--- TEXT SEGMENT ---

Microscope-integrated OCT could demonstrate the membrane of a middle fossa cerebral arachnoid cyst. Transcystic OCT at site of the temporal lobe delineated the trabecular system of the arachnoid space, inlying cerebral arteries and veins as well as the brain cortex. At site of fenestration, OCT excluded hidden crucial anatomic structures prior to the dissection of the membrane [16].

Peripheral nerves

Intraoperative handheld OCT during peripheral nerve surgery could delineate single bundles of nerve fascicles [6]. Image quality was influenced by motion artifacts and wrapping of the imaging probe with sterile foil. Microscope-integrated systems would eliminate these restraints and improve the surgical work flow. Clinical relevant data which correlates the rehabilitation potential with intraoperative OCT similar to the work published on optic nerve rehabilitation are missing {Wilson:2020br}.

Conclusion

Intraoperative OCT offers the possibility to study microanatomy in vivo approaching the resolution of conventional histology. Manifold applications could deepen our physiological and pathophysiological understanding; e.g., in case of the choroid plexus, OCT videos could elicit mechanisms of liquor production in correlation to blood pulse.

--- RECORDS SHOWN ---

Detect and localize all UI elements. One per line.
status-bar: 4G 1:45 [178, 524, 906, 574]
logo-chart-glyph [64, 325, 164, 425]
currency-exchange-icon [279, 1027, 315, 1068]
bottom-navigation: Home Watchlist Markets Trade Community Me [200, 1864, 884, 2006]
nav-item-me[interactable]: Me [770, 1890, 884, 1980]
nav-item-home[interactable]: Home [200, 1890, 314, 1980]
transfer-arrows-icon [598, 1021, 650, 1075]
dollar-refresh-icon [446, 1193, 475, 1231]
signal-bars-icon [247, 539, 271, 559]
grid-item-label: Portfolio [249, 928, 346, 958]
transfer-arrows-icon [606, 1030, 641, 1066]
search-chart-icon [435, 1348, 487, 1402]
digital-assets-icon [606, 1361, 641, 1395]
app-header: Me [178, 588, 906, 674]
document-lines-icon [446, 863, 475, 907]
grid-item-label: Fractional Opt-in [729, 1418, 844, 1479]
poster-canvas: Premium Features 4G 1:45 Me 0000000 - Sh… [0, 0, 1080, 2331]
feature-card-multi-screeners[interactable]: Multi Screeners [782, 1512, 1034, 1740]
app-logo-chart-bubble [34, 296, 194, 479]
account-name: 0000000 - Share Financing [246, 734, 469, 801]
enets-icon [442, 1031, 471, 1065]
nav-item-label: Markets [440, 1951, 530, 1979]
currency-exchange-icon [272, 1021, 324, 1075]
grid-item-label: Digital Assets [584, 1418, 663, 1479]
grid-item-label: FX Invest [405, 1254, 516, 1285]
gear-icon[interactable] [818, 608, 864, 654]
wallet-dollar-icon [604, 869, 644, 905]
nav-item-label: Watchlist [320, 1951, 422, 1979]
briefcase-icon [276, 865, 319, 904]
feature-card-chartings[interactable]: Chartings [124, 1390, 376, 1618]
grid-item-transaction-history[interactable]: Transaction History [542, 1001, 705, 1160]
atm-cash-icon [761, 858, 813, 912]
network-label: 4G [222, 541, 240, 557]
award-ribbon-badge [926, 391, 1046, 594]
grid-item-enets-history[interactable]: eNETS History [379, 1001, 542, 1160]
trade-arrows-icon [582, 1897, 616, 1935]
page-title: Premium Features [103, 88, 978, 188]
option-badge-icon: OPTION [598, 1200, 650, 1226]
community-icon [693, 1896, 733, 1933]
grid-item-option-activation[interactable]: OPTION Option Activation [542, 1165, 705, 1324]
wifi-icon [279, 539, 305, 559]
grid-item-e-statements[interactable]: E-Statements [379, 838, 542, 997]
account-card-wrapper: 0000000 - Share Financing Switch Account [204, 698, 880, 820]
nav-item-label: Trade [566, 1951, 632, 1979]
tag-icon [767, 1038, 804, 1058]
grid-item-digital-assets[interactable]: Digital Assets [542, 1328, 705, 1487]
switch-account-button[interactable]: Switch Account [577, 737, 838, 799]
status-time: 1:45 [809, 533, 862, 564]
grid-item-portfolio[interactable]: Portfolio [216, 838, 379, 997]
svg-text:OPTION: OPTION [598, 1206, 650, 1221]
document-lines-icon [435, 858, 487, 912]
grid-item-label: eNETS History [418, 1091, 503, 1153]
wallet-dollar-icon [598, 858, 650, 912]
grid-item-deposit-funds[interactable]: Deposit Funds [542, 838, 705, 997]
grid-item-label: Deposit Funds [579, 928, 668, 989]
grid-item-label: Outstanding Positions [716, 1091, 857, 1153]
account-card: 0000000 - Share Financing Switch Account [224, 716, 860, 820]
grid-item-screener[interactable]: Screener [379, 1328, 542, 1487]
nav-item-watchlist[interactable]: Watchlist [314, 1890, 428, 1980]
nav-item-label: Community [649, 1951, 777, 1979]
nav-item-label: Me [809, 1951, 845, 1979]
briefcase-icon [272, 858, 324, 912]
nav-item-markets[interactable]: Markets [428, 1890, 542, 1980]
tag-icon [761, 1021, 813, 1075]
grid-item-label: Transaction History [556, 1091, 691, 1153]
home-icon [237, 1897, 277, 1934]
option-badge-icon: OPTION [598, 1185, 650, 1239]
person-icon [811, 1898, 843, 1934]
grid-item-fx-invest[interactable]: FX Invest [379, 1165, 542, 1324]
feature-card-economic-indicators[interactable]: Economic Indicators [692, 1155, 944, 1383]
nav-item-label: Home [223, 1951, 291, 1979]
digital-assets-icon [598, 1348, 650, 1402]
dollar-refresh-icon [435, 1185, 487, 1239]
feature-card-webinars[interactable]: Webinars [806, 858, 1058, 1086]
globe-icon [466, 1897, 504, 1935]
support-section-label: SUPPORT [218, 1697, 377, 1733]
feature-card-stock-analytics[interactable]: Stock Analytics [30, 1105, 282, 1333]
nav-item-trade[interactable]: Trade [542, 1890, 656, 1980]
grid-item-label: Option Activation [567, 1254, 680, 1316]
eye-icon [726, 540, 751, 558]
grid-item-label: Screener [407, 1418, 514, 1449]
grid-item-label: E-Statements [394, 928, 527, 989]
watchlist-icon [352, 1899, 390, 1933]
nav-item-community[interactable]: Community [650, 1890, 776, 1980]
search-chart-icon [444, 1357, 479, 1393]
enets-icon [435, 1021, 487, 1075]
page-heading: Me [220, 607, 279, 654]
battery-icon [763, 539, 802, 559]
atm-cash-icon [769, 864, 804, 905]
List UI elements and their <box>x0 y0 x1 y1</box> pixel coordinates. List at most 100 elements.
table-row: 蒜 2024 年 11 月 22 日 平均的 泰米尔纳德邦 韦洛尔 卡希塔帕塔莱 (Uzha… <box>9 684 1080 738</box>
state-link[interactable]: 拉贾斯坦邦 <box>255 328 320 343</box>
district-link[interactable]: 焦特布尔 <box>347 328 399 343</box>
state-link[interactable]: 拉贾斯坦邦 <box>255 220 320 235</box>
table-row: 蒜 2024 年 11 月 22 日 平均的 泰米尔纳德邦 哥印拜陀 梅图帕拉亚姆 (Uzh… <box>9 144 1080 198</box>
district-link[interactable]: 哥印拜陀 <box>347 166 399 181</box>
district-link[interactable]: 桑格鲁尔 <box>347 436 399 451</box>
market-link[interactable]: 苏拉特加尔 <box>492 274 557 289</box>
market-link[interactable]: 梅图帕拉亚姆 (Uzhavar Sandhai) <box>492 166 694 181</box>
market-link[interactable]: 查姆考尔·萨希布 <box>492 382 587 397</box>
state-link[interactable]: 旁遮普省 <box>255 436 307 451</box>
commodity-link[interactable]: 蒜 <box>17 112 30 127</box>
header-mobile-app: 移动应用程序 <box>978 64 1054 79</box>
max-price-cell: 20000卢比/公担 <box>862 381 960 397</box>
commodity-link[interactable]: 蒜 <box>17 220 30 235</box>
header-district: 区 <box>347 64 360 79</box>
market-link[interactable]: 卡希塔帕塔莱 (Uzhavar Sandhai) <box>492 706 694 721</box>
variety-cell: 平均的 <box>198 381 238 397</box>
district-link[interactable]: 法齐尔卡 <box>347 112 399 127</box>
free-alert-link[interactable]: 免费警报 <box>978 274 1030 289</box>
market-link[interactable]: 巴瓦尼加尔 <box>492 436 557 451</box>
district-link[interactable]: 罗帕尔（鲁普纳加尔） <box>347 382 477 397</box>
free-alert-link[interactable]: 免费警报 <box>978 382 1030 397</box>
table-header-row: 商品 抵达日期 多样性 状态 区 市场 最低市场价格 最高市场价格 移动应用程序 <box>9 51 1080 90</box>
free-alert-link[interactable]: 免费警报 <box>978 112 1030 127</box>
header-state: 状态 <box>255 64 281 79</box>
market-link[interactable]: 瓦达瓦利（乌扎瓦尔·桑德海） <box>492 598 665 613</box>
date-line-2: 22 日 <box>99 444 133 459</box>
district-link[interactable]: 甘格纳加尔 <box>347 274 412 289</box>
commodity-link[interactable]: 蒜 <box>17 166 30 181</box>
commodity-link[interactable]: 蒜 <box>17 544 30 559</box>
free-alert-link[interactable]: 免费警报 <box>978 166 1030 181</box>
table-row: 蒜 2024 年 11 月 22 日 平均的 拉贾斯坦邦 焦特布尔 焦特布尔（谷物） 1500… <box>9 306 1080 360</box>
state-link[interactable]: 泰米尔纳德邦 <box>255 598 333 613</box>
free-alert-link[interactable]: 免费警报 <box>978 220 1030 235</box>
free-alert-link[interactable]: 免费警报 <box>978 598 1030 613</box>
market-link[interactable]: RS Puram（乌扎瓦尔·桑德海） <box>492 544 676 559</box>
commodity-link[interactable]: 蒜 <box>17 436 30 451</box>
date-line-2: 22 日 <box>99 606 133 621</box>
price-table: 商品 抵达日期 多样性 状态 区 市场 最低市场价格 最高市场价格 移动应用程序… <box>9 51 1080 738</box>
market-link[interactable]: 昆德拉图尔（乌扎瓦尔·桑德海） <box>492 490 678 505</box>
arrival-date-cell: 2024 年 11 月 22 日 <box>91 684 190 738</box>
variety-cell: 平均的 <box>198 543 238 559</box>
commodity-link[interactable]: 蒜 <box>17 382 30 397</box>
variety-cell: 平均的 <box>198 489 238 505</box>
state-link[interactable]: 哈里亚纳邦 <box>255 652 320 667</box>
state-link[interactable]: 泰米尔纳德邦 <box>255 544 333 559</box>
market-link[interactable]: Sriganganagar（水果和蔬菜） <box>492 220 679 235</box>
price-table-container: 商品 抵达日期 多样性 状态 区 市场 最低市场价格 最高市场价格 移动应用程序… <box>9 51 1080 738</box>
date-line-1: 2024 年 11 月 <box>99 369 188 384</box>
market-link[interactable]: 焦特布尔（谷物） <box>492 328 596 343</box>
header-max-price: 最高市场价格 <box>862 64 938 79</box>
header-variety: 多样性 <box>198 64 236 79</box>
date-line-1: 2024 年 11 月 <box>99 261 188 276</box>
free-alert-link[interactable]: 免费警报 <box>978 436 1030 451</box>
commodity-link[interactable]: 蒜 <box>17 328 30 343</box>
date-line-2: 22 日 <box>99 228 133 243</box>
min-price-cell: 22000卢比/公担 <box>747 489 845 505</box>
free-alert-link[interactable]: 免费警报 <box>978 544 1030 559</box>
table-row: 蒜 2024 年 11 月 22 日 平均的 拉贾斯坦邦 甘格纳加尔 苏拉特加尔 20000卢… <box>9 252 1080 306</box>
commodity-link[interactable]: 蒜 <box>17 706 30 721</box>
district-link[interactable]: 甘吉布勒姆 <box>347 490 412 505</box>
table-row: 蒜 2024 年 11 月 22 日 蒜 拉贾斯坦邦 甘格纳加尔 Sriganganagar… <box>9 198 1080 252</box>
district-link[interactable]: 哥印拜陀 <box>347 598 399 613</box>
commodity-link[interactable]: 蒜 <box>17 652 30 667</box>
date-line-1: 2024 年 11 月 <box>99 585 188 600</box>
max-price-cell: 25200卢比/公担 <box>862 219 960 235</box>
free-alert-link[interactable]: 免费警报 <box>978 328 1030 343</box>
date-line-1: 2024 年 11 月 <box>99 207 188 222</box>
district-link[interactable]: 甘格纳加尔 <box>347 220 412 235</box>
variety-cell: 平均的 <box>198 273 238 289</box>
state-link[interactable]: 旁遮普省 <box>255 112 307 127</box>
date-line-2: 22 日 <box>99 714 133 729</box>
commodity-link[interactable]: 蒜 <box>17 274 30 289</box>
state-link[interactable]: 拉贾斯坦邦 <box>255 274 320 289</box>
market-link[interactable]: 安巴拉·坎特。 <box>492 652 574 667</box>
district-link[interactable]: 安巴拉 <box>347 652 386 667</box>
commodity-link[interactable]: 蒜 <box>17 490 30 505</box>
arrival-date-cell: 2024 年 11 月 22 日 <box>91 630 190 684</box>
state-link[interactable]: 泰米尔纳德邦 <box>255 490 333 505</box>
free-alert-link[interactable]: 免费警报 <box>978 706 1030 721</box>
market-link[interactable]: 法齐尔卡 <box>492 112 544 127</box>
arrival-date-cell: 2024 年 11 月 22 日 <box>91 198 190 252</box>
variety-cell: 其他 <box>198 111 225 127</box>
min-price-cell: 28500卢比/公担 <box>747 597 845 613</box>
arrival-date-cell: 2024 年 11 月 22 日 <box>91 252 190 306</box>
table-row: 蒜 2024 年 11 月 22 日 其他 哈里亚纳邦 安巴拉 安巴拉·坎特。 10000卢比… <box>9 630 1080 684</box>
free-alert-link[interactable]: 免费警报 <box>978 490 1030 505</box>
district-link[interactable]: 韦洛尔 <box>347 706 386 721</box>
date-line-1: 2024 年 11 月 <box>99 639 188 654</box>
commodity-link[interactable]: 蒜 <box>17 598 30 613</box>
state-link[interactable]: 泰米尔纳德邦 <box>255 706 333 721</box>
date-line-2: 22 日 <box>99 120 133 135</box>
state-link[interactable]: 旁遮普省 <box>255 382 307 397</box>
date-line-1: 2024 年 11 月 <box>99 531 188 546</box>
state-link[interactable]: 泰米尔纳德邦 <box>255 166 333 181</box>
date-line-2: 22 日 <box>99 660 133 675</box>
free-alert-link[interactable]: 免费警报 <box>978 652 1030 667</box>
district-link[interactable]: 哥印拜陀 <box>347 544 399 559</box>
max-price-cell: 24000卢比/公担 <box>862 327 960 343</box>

---

Retype the part of the passage on intraoperative OCT above that opens with the words containing "Intraoperative handheld OCT" and closes with "to blood pulse.".

● ANSWER AREA
Intraoperative handheld OCT during peripheral nerve surgery could delineate single bundles of nerve fascicles [6]. Image quality was influenced by motion artifacts and wrapping of the imaging probe with sterile foil. Microscope-integrated systems would eliminate these restraints and improve the surgical work flow. Clinical relevant data which correlates the rehabilitation potential with intraoperative OCT similar to the work published on optic nerve rehabilitation are missing {Wilson:2020br}.

Conclusion

Intraoperative OCT offers the possibility to study microanatomy in vivo approaching the resolution of conventional histology. Manifold applications could deepen our physiological and pathophysiological understanding; e.g., in case of the choroid plexus, OCT videos could elicit mechanisms of liquor production in correlation to blood pulse.